• **Task to complete**
The listing below should be printed exactly, every line of it. Skip the pictures.

* begin Recorded information *

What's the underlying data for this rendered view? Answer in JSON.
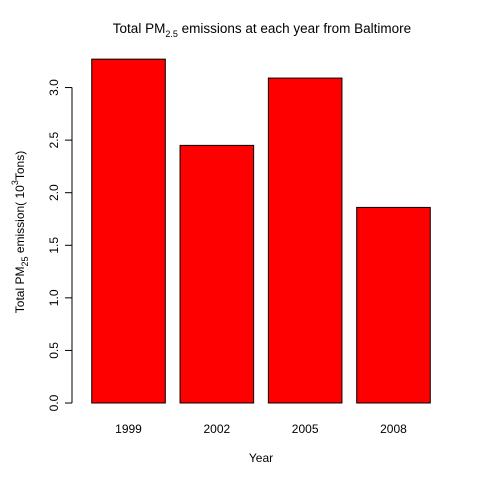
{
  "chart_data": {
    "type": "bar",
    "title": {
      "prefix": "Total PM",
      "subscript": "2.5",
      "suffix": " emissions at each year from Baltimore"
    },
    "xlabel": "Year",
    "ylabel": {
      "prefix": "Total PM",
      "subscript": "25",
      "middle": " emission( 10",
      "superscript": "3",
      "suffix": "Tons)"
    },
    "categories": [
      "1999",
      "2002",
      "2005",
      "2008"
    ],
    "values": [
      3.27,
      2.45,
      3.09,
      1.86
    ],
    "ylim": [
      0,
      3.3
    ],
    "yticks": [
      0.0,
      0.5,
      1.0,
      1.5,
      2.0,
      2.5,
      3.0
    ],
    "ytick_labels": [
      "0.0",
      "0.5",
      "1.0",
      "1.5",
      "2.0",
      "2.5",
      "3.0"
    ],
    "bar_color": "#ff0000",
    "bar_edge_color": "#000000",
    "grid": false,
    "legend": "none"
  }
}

* end Recorded information *

• **Solved exercise**
What's the underlying data for this rendered view? Answer in JSON.
{
  "chart_data": {
    "type": "bar",
    "title": {
      "prefix": "Total PM",
      "subscript": "2.5",
      "suffix": " emissions at each year from Baltimore"
    },
    "xlabel": "Year",
    "ylabel": {
      "prefix": "Total PM",
      "subscript": "25",
      "middle": " emission( 10",
      "superscript": "3",
      "suffix": "Tons)"
    },
    "categories": [
      "1999",
      "2002",
      "2005",
      "2008"
    ],
    "values": [
      3.27,
      2.45,
      3.09,
      1.86
    ],
    "ylim": [
      0,
      3.3
    ],
    "yticks": [
      0.0,
      0.5,
      1.0,
      1.5,
      2.0,
      2.5,
      3.0
    ],
    "ytick_labels": [
      "0.0",
      "0.5",
      "1.0",
      "1.5",
      "2.0",
      "2.5",
      "3.0"
    ],
    "bar_color": "#ff0000",
    "bar_edge_color": "#000000",
    "grid": false,
    "legend": "none"
  }
}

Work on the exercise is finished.